[Task to carry out]
Records follow. Copy every line with "WPROMOTE".

[Information provided]

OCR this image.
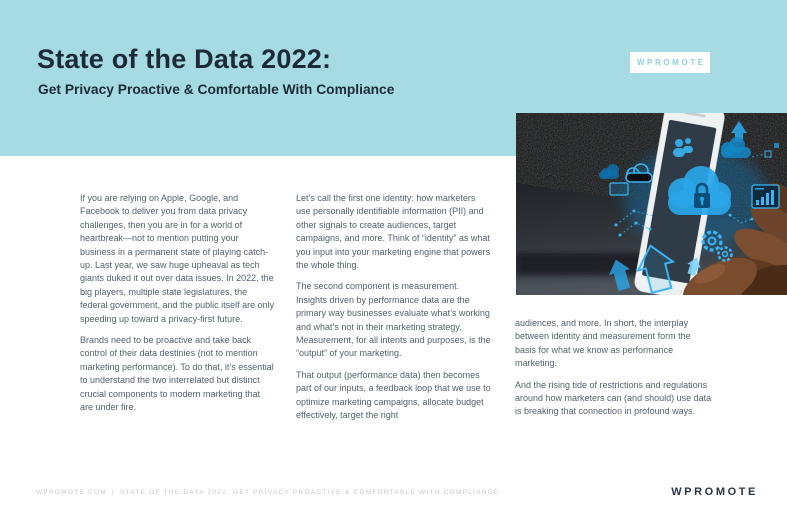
State of the Data 2022:
Get Privacy Proactive & Comfortable With Compliance
WPROMOTE

If you are relying on Apple, Google, and Facebook to deliver you from data privacy challenges, then you are in for a world of heartbreak—not to mention putting your business in a permanent state of playing catch-up. Last year, we saw huge upheaval as tech giants duked it out over data issues. In 2022, the big players, multiple state legislatures, the federal government, and the public itself are only speeding up toward a privacy-first future.

Brands need to be proactive and take back control of their data destinies (not to mention marketing performance). To do that, it’s essential to understand the two interrelated but distinct crucial components to modern marketing that are under fire.

Let’s call the first one identity: how marketers use personally identifiable information (PII) and other signals to create audiences, target campaigns, and more. Think of “identity” as what you input into your marketing engine that powers the whole thing.

The second component is measurement. Insights driven by performance data are the primary way businesses evaluate what’s working and what’s not in their marketing strategy. Measurement, for all intents and purposes, is the “output” of your marketing.

That output (performance data) then becomes part of our inputs, a feedback loop that we use to optimize marketing campaigns, allocate budget effectively, target the right

audiences, and more. In short, the interplay between identity and measurement form the basis for what we know as performance marketing.

And the rising tide of restrictions and regulations around how marketers can (and should) use data is breaking that connection in profound ways.

WPROMOTE.COM | STATE OF THE DATA 2022: GET PRIVACY PROACTIVE & COMFORTABLE WITH COMPLIANCE	WPROMOTE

[The solution]
WPROMOTE
WPROMOTE.COM | STATE OF THE DATA 2022: GET PRIVACY PROACTIVE & COMFORTABLE WITH COMPLIANCE	WPROMOTE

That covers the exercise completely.